— Task goal —
Extract each line bearing the word "求解下列问题".

— Supplied data —
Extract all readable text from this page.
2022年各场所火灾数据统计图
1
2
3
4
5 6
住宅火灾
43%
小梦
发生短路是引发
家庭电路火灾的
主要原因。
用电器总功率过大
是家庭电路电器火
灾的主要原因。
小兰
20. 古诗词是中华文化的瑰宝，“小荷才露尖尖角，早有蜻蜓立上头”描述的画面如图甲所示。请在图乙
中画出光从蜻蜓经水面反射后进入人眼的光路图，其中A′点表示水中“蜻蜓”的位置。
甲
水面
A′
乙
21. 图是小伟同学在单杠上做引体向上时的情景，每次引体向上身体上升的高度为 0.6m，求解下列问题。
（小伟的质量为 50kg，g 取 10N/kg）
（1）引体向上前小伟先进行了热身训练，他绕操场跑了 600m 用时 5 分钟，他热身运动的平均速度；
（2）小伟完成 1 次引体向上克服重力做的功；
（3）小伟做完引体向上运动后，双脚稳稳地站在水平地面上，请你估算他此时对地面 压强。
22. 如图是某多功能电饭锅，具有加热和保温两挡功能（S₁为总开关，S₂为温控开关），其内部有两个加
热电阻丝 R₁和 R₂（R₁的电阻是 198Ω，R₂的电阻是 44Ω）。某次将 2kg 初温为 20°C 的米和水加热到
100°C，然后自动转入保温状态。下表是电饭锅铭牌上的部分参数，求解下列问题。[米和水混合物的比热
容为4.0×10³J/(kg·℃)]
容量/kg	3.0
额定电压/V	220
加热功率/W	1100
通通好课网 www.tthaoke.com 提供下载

— Result of the exercise —
21. 图是小伟同学在单杠上做引体向上时的情景，每次引体向上身体上升的高度为 0.6m，求解下列问题。
100°C，然后自动转入保温状态。下表是电饭锅铭牌上的部分参数，求解下列问题。[米和水混合物的比热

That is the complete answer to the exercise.